- [DATA EXCERPTS]:
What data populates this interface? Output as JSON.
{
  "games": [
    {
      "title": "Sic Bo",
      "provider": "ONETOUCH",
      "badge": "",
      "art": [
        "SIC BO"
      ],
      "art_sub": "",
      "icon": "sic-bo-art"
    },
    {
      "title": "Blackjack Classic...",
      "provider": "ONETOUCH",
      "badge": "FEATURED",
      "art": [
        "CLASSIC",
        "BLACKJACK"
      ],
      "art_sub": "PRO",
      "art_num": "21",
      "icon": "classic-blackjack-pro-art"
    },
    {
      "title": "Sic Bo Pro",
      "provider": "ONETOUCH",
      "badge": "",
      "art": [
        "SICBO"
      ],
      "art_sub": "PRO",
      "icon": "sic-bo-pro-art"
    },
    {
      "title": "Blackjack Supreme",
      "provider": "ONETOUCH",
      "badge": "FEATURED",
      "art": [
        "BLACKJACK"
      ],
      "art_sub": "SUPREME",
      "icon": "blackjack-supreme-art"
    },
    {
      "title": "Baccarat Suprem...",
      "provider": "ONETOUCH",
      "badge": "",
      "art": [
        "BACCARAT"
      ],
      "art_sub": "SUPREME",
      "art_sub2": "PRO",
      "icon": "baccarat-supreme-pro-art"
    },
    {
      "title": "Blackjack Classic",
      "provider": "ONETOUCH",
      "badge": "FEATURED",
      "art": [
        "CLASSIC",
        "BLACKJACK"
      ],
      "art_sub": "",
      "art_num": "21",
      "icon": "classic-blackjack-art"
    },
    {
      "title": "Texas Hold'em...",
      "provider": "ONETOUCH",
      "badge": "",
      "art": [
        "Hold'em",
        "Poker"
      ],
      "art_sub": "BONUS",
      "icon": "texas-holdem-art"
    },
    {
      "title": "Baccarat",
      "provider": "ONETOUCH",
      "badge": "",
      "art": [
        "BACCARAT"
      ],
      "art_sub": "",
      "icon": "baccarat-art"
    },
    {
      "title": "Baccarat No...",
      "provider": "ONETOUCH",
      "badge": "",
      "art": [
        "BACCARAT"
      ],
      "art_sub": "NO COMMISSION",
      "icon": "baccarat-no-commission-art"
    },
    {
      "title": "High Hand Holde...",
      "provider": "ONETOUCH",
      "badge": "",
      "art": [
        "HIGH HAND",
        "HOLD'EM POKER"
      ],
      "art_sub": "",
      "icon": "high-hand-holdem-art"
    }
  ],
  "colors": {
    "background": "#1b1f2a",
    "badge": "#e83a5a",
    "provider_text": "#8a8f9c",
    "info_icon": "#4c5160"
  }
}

- [TASK PROMPT]:
Copy out every line with the word "title".

- [FINISHED ANSWER]:
      "title": "Sic Bo",
      "title": "Blackjack Classic...",
      "title": "Sic Bo Pro",
      "title": "Blackjack Supreme",
      "title": "Baccarat Suprem...",
      "title": "Blackjack Classic",
      "title": "Texas Hold'em...",
      "title": "Baccarat",
      "title": "Baccarat No...",
      "title": "High Hand Holde...",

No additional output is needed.